▶ **DIRECTIVE**:
What follows is a set of entries. Repeat them exactly, but not their pictures.

[Figure content listings]
═══

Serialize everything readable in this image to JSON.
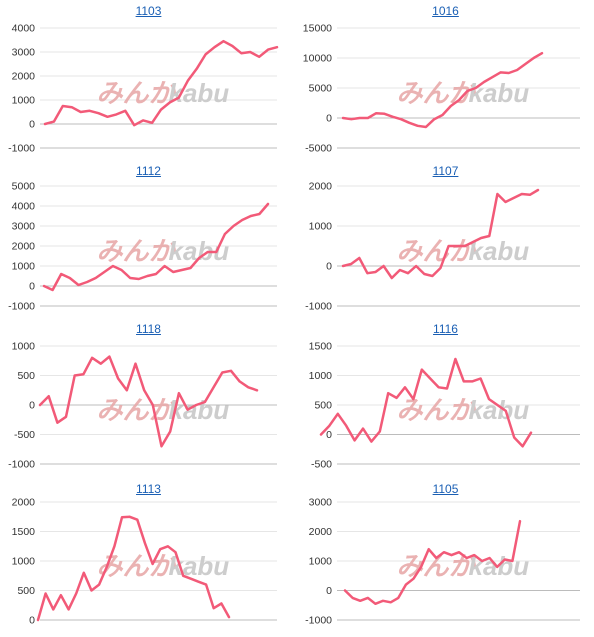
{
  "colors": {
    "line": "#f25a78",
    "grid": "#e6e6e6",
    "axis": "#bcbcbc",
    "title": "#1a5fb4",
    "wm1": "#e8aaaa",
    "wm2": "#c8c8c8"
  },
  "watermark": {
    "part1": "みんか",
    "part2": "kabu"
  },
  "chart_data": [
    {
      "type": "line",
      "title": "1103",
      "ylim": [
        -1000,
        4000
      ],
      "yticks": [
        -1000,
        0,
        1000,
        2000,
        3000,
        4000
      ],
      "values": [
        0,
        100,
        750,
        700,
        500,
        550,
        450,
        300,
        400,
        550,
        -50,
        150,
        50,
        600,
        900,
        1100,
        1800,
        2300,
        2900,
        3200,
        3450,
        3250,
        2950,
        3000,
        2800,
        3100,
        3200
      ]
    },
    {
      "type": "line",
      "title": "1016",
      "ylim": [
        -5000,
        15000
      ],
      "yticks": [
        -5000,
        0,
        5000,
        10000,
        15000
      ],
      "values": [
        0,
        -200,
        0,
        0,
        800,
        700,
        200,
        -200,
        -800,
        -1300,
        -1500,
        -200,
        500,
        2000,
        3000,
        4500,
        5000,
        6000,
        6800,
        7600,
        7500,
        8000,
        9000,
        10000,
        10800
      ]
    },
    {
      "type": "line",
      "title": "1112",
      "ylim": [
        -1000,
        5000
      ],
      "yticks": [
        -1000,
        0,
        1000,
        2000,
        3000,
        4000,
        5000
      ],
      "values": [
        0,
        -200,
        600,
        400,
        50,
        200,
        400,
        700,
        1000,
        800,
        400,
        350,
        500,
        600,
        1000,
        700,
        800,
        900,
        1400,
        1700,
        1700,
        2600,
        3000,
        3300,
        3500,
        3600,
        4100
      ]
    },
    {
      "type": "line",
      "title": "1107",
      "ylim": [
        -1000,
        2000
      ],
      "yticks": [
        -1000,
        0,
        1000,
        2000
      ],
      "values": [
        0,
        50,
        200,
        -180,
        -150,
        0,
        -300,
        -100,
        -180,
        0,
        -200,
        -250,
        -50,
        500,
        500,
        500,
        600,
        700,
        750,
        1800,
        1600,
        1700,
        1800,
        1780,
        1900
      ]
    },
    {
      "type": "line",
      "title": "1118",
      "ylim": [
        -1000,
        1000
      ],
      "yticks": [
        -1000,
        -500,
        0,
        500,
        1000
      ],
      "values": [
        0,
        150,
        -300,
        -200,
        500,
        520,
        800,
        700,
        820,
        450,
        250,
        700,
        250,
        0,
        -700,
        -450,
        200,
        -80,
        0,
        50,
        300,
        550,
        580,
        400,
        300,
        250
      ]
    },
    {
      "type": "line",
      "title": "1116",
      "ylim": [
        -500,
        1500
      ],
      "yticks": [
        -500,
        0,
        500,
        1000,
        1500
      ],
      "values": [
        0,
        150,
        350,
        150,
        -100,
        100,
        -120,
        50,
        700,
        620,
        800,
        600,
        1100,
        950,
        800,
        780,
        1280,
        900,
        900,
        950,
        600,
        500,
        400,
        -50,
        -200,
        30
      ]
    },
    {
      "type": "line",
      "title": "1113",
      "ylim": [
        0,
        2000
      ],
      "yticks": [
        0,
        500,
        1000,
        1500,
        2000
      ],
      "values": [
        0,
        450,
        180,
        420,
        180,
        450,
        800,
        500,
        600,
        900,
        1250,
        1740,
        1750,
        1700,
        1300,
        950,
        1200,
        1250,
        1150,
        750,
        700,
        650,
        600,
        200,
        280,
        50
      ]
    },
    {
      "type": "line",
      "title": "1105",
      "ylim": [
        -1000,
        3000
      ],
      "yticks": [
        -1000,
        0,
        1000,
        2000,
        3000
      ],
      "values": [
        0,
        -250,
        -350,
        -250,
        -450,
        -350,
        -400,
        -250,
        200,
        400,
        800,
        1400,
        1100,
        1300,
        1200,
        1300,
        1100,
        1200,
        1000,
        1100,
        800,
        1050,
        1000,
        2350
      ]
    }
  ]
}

═══

▶ **CORRECT OUTPUT**:
Serialize everything readable in this image to JSON.
{
  "colors": {
    "line": "#f25a78",
    "grid": "#e6e6e6",
    "axis": "#bcbcbc",
    "title": "#1a5fb4",
    "wm1": "#e8aaaa",
    "wm2": "#c8c8c8"
  },
  "watermark": {
    "part1": "みんか",
    "part2": "kabu"
  },
  "chart_data": [
    {
      "type": "line",
      "title": "1103",
      "ylim": [
        -1000,
        4000
      ],
      "yticks": [
        -1000,
        0,
        1000,
        2000,
        3000,
        4000
      ],
      "values": [
        0,
        100,
        750,
        700,
        500,
        550,
        450,
        300,
        400,
        550,
        -50,
        150,
        50,
        600,
        900,
        1100,
        1800,
        2300,
        2900,
        3200,
        3450,
        3250,
        2950,
        3000,
        2800,
        3100,
        3200
      ]
    },
    {
      "type": "line",
      "title": "1016",
      "ylim": [
        -5000,
        15000
      ],
      "yticks": [
        -5000,
        0,
        5000,
        10000,
        15000
      ],
      "values": [
        0,
        -200,
        0,
        0,
        800,
        700,
        200,
        -200,
        -800,
        -1300,
        -1500,
        -200,
        500,
        2000,
        3000,
        4500,
        5000,
        6000,
        6800,
        7600,
        7500,
        8000,
        9000,
        10000,
        10800
      ]
    },
    {
      "type": "line",
      "title": "1112",
      "ylim": [
        -1000,
        5000
      ],
      "yticks": [
        -1000,
        0,
        1000,
        2000,
        3000,
        4000,
        5000
      ],
      "values": [
        0,
        -200,
        600,
        400,
        50,
        200,
        400,
        700,
        1000,
        800,
        400,
        350,
        500,
        600,
        1000,
        700,
        800,
        900,
        1400,
        1700,
        1700,
        2600,
        3000,
        3300,
        3500,
        3600,
        4100
      ]
    },
    {
      "type": "line",
      "title": "1107",
      "ylim": [
        -1000,
        2000
      ],
      "yticks": [
        -1000,
        0,
        1000,
        2000
      ],
      "values": [
        0,
        50,
        200,
        -180,
        -150,
        0,
        -300,
        -100,
        -180,
        0,
        -200,
        -250,
        -50,
        500,
        500,
        500,
        600,
        700,
        750,
        1800,
        1600,
        1700,
        1800,
        1780,
        1900
      ]
    },
    {
      "type": "line",
      "title": "1118",
      "ylim": [
        -1000,
        1000
      ],
      "yticks": [
        -1000,
        -500,
        0,
        500,
        1000
      ],
      "values": [
        0,
        150,
        -300,
        -200,
        500,
        520,
        800,
        700,
        820,
        450,
        250,
        700,
        250,
        0,
        -700,
        -450,
        200,
        -80,
        0,
        50,
        300,
        550,
        580,
        400,
        300,
        250
      ]
    },
    {
      "type": "line",
      "title": "1116",
      "ylim": [
        -500,
        1500
      ],
      "yticks": [
        -500,
        0,
        500,
        1000,
        1500
      ],
      "values": [
        0,
        150,
        350,
        150,
        -100,
        100,
        -120,
        50,
        700,
        620,
        800,
        600,
        1100,
        950,
        800,
        780,
        1280,
        900,
        900,
        950,
        600,
        500,
        400,
        -50,
        -200,
        30
      ]
    },
    {
      "type": "line",
      "title": "1113",
      "ylim": [
        0,
        2000
      ],
      "yticks": [
        0,
        500,
        1000,
        1500,
        2000
      ],
      "values": [
        0,
        450,
        180,
        420,
        180,
        450,
        800,
        500,
        600,
        900,
        1250,
        1740,
        1750,
        1700,
        1300,
        950,
        1200,
        1250,
        1150,
        750,
        700,
        650,
        600,
        200,
        280,
        50
      ]
    },
    {
      "type": "line",
      "title": "1105",
      "ylim": [
        -1000,
        3000
      ],
      "yticks": [
        -1000,
        0,
        1000,
        2000,
        3000
      ],
      "values": [
        0,
        -250,
        -350,
        -250,
        -450,
        -350,
        -400,
        -250,
        200,
        400,
        800,
        1400,
        1100,
        1300,
        1200,
        1300,
        1100,
        1200,
        1000,
        1100,
        800,
        1050,
        1000,
        2350
      ]
    }
  ]
}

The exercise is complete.